STATED TASK » Pull every "JSON" line out of the data below.

** BEGIN **

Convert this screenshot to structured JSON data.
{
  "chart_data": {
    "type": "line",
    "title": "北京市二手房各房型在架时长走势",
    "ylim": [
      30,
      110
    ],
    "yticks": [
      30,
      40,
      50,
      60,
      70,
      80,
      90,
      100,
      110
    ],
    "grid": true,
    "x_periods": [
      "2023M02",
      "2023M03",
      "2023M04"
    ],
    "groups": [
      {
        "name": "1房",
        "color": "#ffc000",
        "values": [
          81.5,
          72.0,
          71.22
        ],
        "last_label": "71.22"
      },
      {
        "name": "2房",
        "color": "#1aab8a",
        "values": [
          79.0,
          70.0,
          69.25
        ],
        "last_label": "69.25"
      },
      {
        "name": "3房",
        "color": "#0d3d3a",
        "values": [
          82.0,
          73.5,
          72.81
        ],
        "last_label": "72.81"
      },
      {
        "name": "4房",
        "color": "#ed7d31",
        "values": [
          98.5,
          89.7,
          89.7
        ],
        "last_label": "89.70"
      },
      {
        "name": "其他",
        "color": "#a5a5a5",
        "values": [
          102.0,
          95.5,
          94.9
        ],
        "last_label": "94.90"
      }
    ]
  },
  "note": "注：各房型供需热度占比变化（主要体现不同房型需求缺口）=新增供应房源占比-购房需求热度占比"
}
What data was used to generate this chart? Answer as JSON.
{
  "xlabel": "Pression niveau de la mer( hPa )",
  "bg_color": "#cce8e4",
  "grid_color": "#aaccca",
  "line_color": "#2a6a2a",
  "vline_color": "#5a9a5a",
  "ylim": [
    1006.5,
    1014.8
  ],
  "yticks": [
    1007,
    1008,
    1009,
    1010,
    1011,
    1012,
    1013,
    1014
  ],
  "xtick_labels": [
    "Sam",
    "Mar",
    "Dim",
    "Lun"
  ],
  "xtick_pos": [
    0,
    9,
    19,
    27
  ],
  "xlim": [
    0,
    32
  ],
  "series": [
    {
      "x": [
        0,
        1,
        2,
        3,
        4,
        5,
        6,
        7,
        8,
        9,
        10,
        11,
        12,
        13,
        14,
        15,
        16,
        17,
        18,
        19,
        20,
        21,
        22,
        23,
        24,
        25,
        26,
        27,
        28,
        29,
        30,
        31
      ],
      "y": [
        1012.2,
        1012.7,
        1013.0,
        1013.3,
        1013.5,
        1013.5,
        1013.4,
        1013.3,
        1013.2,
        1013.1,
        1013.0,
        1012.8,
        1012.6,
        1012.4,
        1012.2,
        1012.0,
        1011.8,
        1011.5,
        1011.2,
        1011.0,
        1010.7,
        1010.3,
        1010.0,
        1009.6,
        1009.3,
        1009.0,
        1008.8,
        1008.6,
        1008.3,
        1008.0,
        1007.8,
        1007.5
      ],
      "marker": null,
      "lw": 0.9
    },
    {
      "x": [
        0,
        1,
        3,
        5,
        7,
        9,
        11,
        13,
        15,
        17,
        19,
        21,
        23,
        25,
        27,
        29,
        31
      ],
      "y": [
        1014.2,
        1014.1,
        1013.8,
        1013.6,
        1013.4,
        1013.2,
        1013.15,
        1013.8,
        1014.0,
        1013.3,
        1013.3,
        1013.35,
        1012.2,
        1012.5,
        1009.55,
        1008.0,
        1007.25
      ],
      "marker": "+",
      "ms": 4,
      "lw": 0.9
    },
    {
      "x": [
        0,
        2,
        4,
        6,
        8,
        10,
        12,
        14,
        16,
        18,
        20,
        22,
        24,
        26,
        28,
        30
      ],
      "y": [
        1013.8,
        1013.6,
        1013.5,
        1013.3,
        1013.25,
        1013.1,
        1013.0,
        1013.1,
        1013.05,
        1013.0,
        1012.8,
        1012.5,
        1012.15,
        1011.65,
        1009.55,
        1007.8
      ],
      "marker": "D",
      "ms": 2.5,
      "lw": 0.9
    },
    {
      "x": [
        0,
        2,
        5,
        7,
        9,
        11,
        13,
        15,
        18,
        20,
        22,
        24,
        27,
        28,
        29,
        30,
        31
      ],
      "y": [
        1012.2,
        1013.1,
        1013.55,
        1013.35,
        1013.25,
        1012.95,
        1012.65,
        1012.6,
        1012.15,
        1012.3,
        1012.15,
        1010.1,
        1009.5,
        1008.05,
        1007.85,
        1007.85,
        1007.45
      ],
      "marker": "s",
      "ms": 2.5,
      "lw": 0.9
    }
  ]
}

** END **

WRITTEN ANSWER »
Convert this screenshot to structured JSON data.
What data was used to generate this chart? Answer as JSON.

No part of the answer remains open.